Chatbots and Artificial Intelligence (UBC – ETEC 565M)
Course: ETEC 565M
Audience: MET Students, General Audience
The main group project in the ETEC 565M course was the production of an OER dealing with Digital Assistants and AI. One of our aims was to identify ways in which artificial intelligence was quickly becoming part of our daily lives, as well as some of the directions it could take in the future. This included assisting us in educational settings as well.
One of the components of this OER was a chatbot capable interacting with users in a fairly natural way. It was meant as a demonstration of what current tools are already capable of with a relatively short time investment. I also was able to use it to demonstrate the concept of machine learning to the OER’s visitors and explain how such tools work behind the scenes.
http://etec565m.lrnbl.com/training-results/
Along with the chatbot, I also developed a series of videos which introduce some of the basic concepts behind digital assistants, chatbots and artificial intelligence.
I really enjoyed this project, it allowed me to “dive deeply” into my subject matter and really explore something new.
In terms of presentation of the learning materials, I wanted to make the learning resource purposefully interactive. This is based on my experience with my OER in ETEC522, where my partner and I decided to design the interactive components of the site so that besides a discussion, we would also be able to generate data that was useful to us in the preparation of our final report – we weren’t trying to just stimulate discussion for discussion’s sake. Similarly, in this case, the interactive component had a specific purpose – to directly demonstrate machine learning to our visitors and to give them an idea of what goes on “behind-the-scenes” in the process.

◆ ◆ ◆ ◆ ◆ ◆ ◆

▸ EXERCISE GOAL:
Proceed with the account of the ETEC 565M chatbot and artificial intelligence project, picking up after its final sentence.

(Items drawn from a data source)
◆ ◆ ◆ ◆ ◆ ◆ ◆

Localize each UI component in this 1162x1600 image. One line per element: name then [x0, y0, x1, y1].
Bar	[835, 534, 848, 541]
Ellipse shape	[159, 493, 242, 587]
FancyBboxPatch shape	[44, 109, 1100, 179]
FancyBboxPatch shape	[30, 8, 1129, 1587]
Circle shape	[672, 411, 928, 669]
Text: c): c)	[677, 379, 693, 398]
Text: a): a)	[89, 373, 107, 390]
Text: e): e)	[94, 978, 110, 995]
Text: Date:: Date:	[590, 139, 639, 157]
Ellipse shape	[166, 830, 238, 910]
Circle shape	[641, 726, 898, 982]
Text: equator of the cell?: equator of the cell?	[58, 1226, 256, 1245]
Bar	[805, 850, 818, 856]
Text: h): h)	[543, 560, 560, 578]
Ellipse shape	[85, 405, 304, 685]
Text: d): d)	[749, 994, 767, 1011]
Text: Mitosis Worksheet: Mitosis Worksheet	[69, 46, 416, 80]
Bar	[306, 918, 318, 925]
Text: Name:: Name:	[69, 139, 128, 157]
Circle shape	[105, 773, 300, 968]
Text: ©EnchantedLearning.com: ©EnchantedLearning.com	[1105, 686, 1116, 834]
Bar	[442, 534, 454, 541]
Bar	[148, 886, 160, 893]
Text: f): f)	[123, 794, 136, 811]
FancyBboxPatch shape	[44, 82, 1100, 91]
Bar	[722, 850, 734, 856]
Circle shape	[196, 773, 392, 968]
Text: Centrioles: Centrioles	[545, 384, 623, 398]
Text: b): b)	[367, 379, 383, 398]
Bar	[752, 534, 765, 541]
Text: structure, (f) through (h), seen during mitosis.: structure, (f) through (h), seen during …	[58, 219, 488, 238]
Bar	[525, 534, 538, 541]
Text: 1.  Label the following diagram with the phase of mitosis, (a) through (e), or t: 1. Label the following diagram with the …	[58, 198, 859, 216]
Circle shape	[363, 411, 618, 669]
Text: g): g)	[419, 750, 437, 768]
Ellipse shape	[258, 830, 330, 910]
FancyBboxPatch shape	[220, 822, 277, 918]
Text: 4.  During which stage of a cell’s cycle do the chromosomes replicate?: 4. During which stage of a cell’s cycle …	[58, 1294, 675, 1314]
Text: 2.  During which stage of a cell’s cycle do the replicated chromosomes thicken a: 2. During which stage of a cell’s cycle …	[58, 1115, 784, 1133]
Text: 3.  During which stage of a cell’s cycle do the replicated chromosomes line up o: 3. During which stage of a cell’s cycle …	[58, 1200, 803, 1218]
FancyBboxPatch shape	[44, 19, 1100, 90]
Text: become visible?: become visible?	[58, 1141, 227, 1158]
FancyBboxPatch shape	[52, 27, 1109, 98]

◆ ◆ ◆ ◆ ◆ ◆ ◆

▸ RESULT FOR THIS EXERCISE:
When I evaluate the materials I produced for this OER, I can identify several strengths:
- The presence of the chatbot and the “assignment” made the whole OER more interactive
- The exercise dealing with training a chatbot provided a hands-on experience for our visitors (experiential learning)
- The inclusion of comment fields promoted interaction with the instructor
- Use of video provided a visual presentation of content which would have been dense and likely less accessible if presented in a text format.
I also explored a new way designing powerpoint slides – the slides in these videos are a lot more visual and contain much less text than I would normally use. This reduces cognitive load (Mayer, 2014) and allows the slides to support the narration instead of just duplicating it; this is in line with Mayer’s “redundancy principle” (Mayer, 2014).